Copy out the lines of the data verbatim, starting at the line that contains "- text-line: Denkschrift" and ending at the line that contains "- text-line: Arbeiten", both included.

>> BEGIN Material for the task

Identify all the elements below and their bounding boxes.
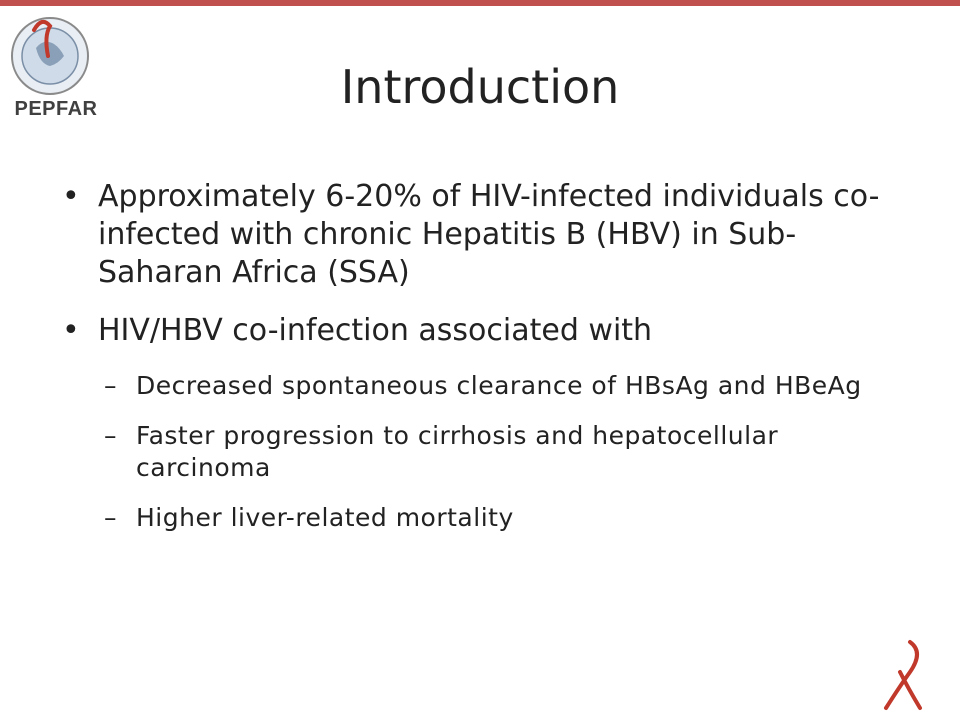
bullet-dot-icon: • (62, 313, 80, 348)
page-title: Introduction (340, 60, 620, 114)
bullet-dot-icon: • (62, 179, 80, 214)
sub-bullet-text: Decreased spontaneous clearance of HBsAg and HBeAg (136, 371, 862, 400)
bullet-text: HIV/HBV co-infection associated with (98, 313, 653, 348)
bullet-list (60, 178, 900, 552)
bullet-text: Approximately 6-20% of HIV-infected individuals co-infected with chronic Hepatitis B (HBV) in Sub-Saharan Africa (SSA) (98, 179, 880, 290)
bullet-item (60, 312, 900, 350)
top-accent-bar (0, 0, 960, 6)
bullet-item (60, 178, 900, 292)
sub-bullet-item (60, 502, 900, 534)
dash-icon: – (104, 421, 117, 450)
pepfar-logo-text: PEPFAR (14, 98, 98, 120)
sub-bullet-text: Faster progression to cirrhosis and hepatocellular carcinoma (136, 421, 779, 482)
sub-bullet-item (60, 420, 900, 484)
ribbon-icon (876, 636, 936, 716)
sub-bullet-text: Higher liver-related mortality (136, 503, 514, 532)
dash-icon: – (104, 371, 117, 400)
sub-bullet-item (60, 370, 900, 402)
dash-icon: – (104, 503, 117, 532)
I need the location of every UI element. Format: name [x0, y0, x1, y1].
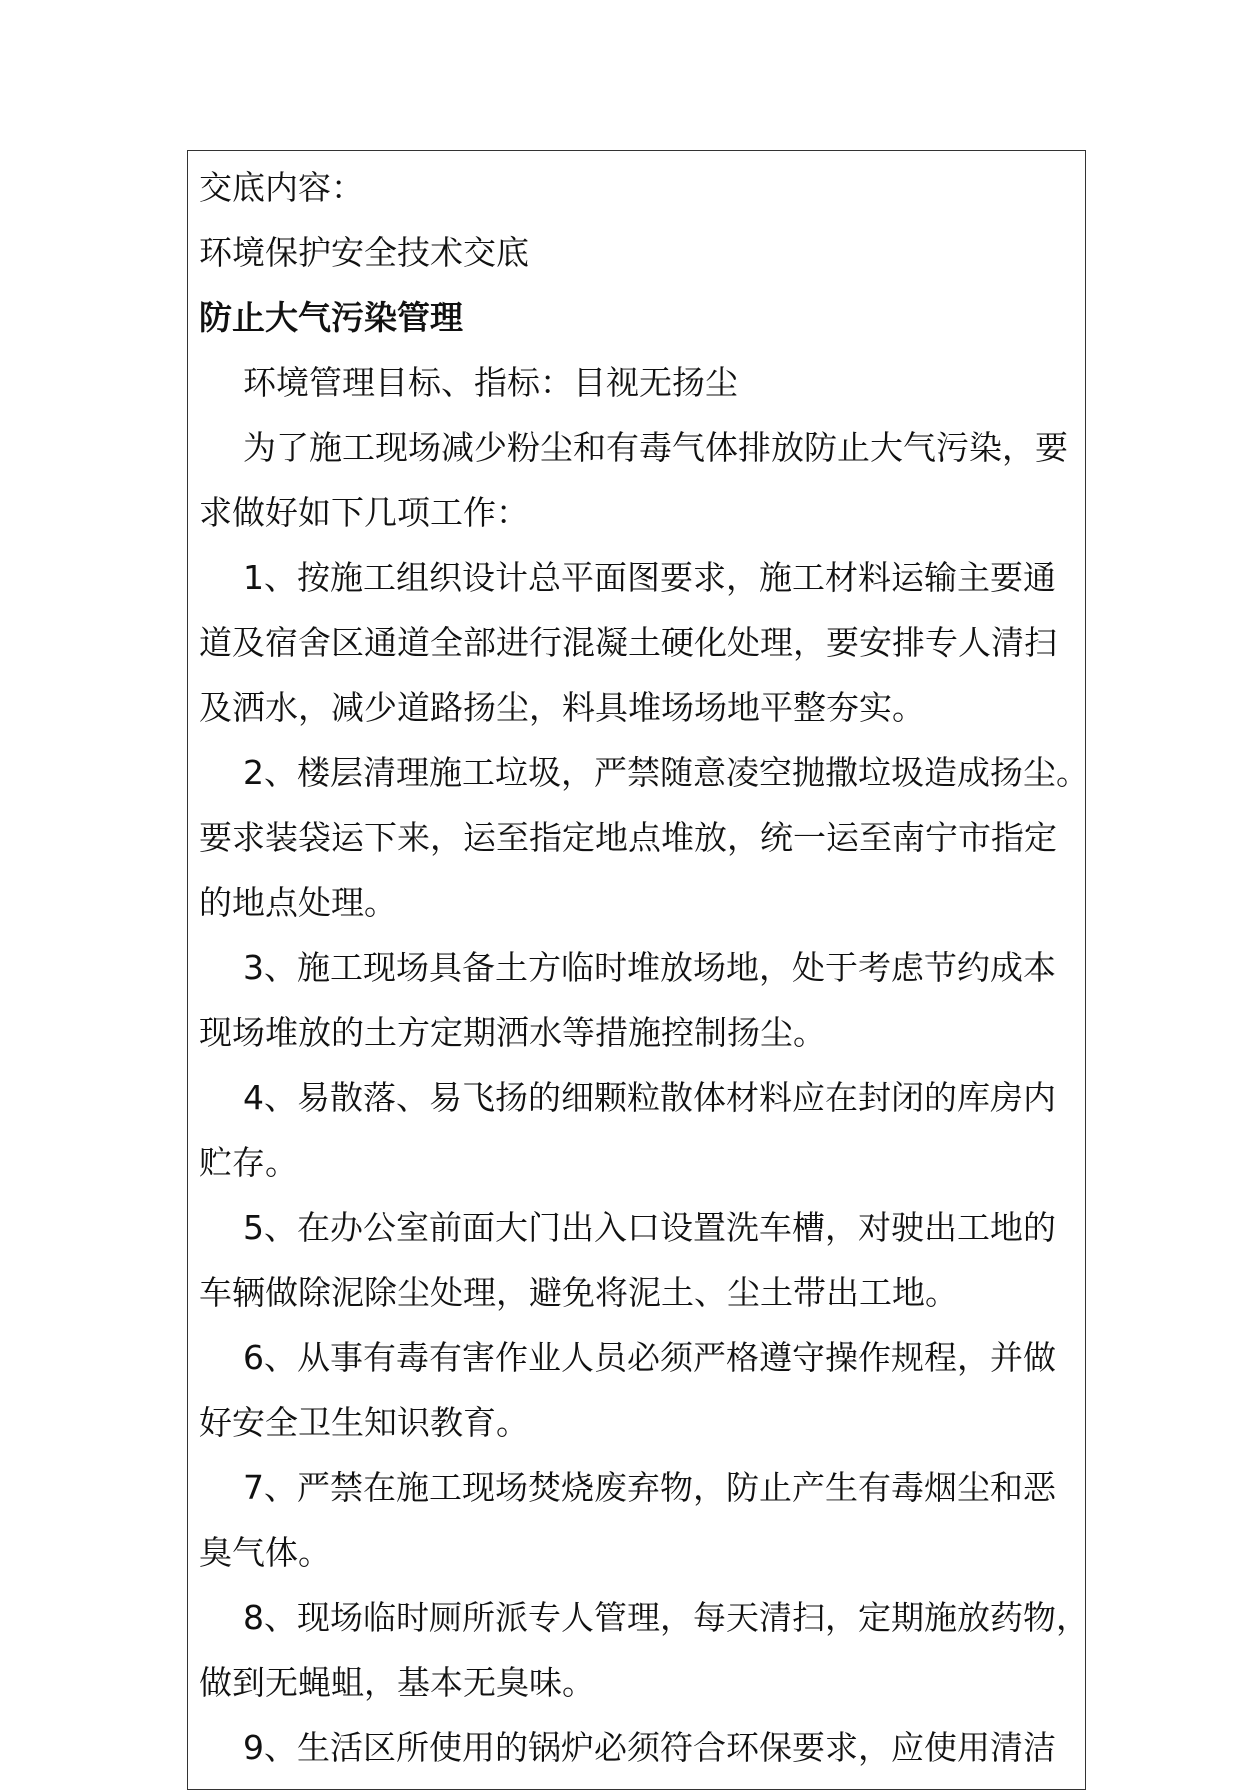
- item-7-line: 臭气体。: [199, 1533, 331, 1572]
- item-1-line: 道及宿舍区通道全部进行混凝土硬化处理，要安排专人清扫: [199, 623, 1057, 662]
- item-8-line: 做到无蝇蛆，基本无臭味。: [199, 1663, 595, 1702]
- item-6-line: 6、从事有毒有害作业人员必须严格遵守操作规程，并做: [243, 1338, 1056, 1377]
- item-2-line: 的地点处理。: [199, 883, 397, 922]
- item-7-line: 7、严禁在施工现场焚烧废弃物，防止产生有毒烟尘和恶: [243, 1468, 1056, 1507]
- section-heading: 防止大气污染管理: [199, 298, 463, 337]
- item-1-line: 1、按施工组织设计总平面图要求，施工材料运输主要通: [243, 558, 1056, 597]
- target-line: 环境管理目标、指标：目视无扬尘: [243, 363, 738, 402]
- item-2-line: 要求装袋运下来，运至指定地点堆放，统一运至南宁市指定: [199, 818, 1057, 857]
- item-3-line: 现场堆放的土方定期洒水等措施控制扬尘。: [199, 1013, 826, 1052]
- document-content: [199, 155, 1089, 1780]
- disclosure-label: 交底内容：: [199, 168, 364, 207]
- document-title: 环境保护安全技术交底: [199, 233, 529, 272]
- item-8-line: 8、现场临时厕所派专人管理，每天清扫，定期施放药物，: [243, 1598, 1089, 1637]
- item-4-line: 贮存。: [199, 1143, 298, 1182]
- item-4-line: 4、易散落、易飞扬的细颗粒散体材料应在封闭的库房内: [243, 1078, 1056, 1117]
- item-9-line: 9、生活区所使用的锅炉必须符合环保要求，应使用清洁: [243, 1728, 1056, 1767]
- intro-paragraph-line: 为了施工现场减少粉尘和有毒气体排放防止大气污染，要: [243, 428, 1068, 467]
- item-2-line: 2、楼层清理施工垃圾，严禁随意凌空抛撒垃圾造成扬尘。: [243, 753, 1089, 792]
- item-5-line: 5、在办公室前面大门出入口设置洗车槽，对驶出工地的: [243, 1208, 1056, 1247]
- intro-paragraph-line: 求做好如下几项工作：: [199, 493, 529, 532]
- item-3-line: 3、施工现场具备土方临时堆放场地，处于考虑节约成本: [243, 948, 1056, 987]
- item-6-line: 好安全卫生知识教育。: [199, 1403, 529, 1442]
- item-5-line: 车辆做除泥除尘处理，避免将泥土、尘土带出工地。: [199, 1273, 958, 1312]
- item-1-line: 及洒水，减少道路扬尘，料具堆场场地平整夯实。: [199, 688, 925, 727]
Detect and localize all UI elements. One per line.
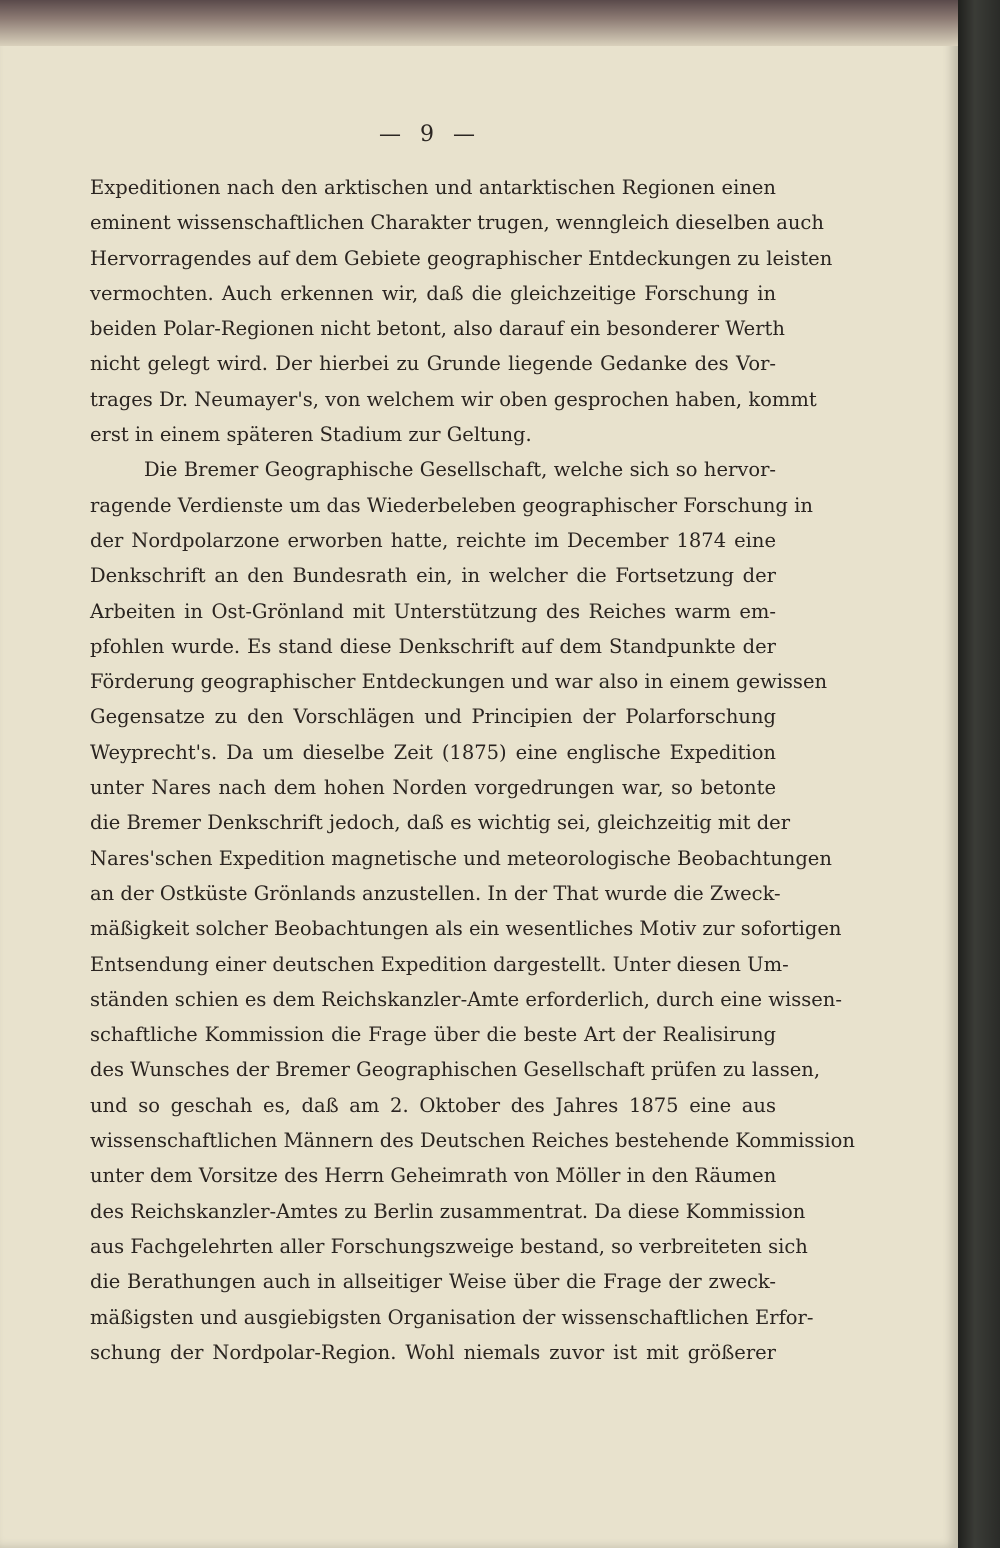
- text-line: Denkschrift an den Bundesrath ein, in welcher die Fortsetzung der: [90, 564, 776, 588]
- body-text: [90, 170, 855, 1370]
- text-line: beiden Polar-Regionen nicht betont, also darauf ein besonderer Werth: [90, 317, 785, 341]
- text-line: des Wunsches der Bremer Geographischen Gesellschaft prüfen zu lassen,: [90, 1058, 821, 1082]
- text-line: ständen schien es dem Reichskanzler-Amte erforderlich, durch eine wissen-: [90, 987, 842, 1011]
- text-line: schung der Nordpolar-Region. Wohl niemals zuvor ist mit größerer: [90, 1340, 776, 1364]
- page-top-binding: [0, 0, 958, 46]
- text-line: unter dem Vorsitze des Herrn Geheimrath von Möller in den Räumen: [90, 1164, 777, 1188]
- text-line: Die Bremer Geographische Gesellschaft, welche sich so hervor-: [144, 458, 776, 482]
- text-line: vermochten. Auch erkennen wir, daß die gleichzeitige Forschung in: [90, 281, 776, 305]
- text-line: Arbeiten in Ost-Grönland mit Unterstützung des Reiches warm em-: [90, 599, 776, 623]
- text-line: pfohlen wurde. Es stand diese Denkschrift auf dem Standpunkte der: [90, 634, 776, 658]
- text-line: wissenschaftlichen Männern des Deutschen Reiches bestehende Kommission: [90, 1129, 855, 1153]
- text-line: an der Ostküste Grönlands anzustellen. In der That wurde die Zweck-: [90, 881, 781, 905]
- text-line: mäßigsten und ausgiebigsten Organisation der wissenschaftlichen Erfor-: [90, 1305, 814, 1329]
- text-line: der Nordpolarzone erworben hatte, reichte im December 1874 eine: [90, 528, 776, 552]
- text-line: aus Fachgelehrten aller Forschungszweige bestand, so verbreiteten sich: [90, 1234, 808, 1258]
- text-line: Entsendung einer deutschen Expedition dargestellt. Unter diesen Um-: [90, 952, 789, 976]
- text-line: des Reichskanzler-Amtes zu Berlin zusammentrat. Da diese Kommission: [90, 1199, 806, 1223]
- text-line: und so geschah es, daß am 2. Oktober des Jahres 1875 eine aus: [90, 1093, 776, 1117]
- text-line: Gegensatze zu den Vorschlägen und Principien der Polarforschung: [90, 705, 776, 729]
- text-line: Hervorragendes auf dem Gebiete geographischer Entdeckungen zu leisten: [90, 246, 833, 270]
- text-line: trages Dr. Neumayer's, von welchem wir oben gesprochen haben, kommt: [90, 387, 817, 411]
- book-right-edge: [958, 0, 1000, 1548]
- page-number: — 9 —: [379, 122, 481, 147]
- text-line: die Bremer Denkschrift jedoch, daß es wichtig sei, gleichzeitig mit der: [90, 811, 791, 835]
- text-line: Expeditionen nach den arktischen und antarktischen Regionen einen: [90, 176, 776, 199]
- text-line: Weyprecht's. Da um dieselbe Zeit (1875) eine englische Expedition: [90, 740, 776, 764]
- text-line: ragende Verdienste um das Wiederbeleben geographischer Forschung in: [90, 493, 813, 517]
- text-line: Nares'schen Expedition magnetische und meteorologische Beobachtungen: [90, 846, 832, 870]
- text-line: unter Nares nach dem hohen Norden vorgedrungen war, so betonte: [90, 776, 776, 800]
- text-line: Förderung geographischer Entdeckungen und war also in einem gewissen: [90, 670, 828, 694]
- text-line: nicht gelegt wird. Der hierbei zu Grunde liegende Gedanke des Vor-: [90, 352, 776, 376]
- text-line: die Berathungen auch in allseitiger Weise über die Frage der zweck-: [90, 1270, 776, 1294]
- text-line: erst in einem späteren Stadium zur Geltung.: [90, 423, 532, 447]
- text-line: schaftliche Kommission die Frage über die beste Art der Realisirung: [90, 1023, 776, 1047]
- text-line: eminent wissenschaftlichen Charakter trugen, wenngleich dieselben auch: [90, 211, 824, 235]
- text-line: mäßigkeit solcher Beobachtungen als ein wesentliches Motiv zur sofortigen: [90, 917, 842, 941]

>> END Material for the task

- _Completed exercise_
- text-line: Denkschrift an den Bundesrath ein, in welcher die Fortsetzung der: [90, 564, 776, 588]
- body-text: [90, 170, 855, 1370]
- text-line: beiden Polar-Regionen nicht betont, also darauf ein besonderer Werth: [90, 317, 785, 341]
- text-line: des Wunsches der Bremer Geographischen Gesellschaft prüfen zu lassen,: [90, 1058, 821, 1082]
- text-line: ständen schien es dem Reichskanzler-Amte erforderlich, durch eine wissen-: [90, 987, 842, 1011]
- text-line: schung der Nordpolar-Region. Wohl niemals zuvor ist mit größerer: [90, 1340, 776, 1364]
- page-top-binding: [0, 0, 958, 46]
- text-line: unter dem Vorsitze des Herrn Geheimrath von Möller in den Räumen: [90, 1164, 777, 1188]
- text-line: Die Bremer Geographische Gesellschaft, welche sich so hervor-: [144, 458, 776, 482]
- text-line: vermochten. Auch erkennen wir, daß die gleichzeitige Forschung in: [90, 281, 776, 305]
- text-line: Arbeiten in Ost-Grönland mit Unterstützung des Reiches warm em-: [90, 599, 776, 623]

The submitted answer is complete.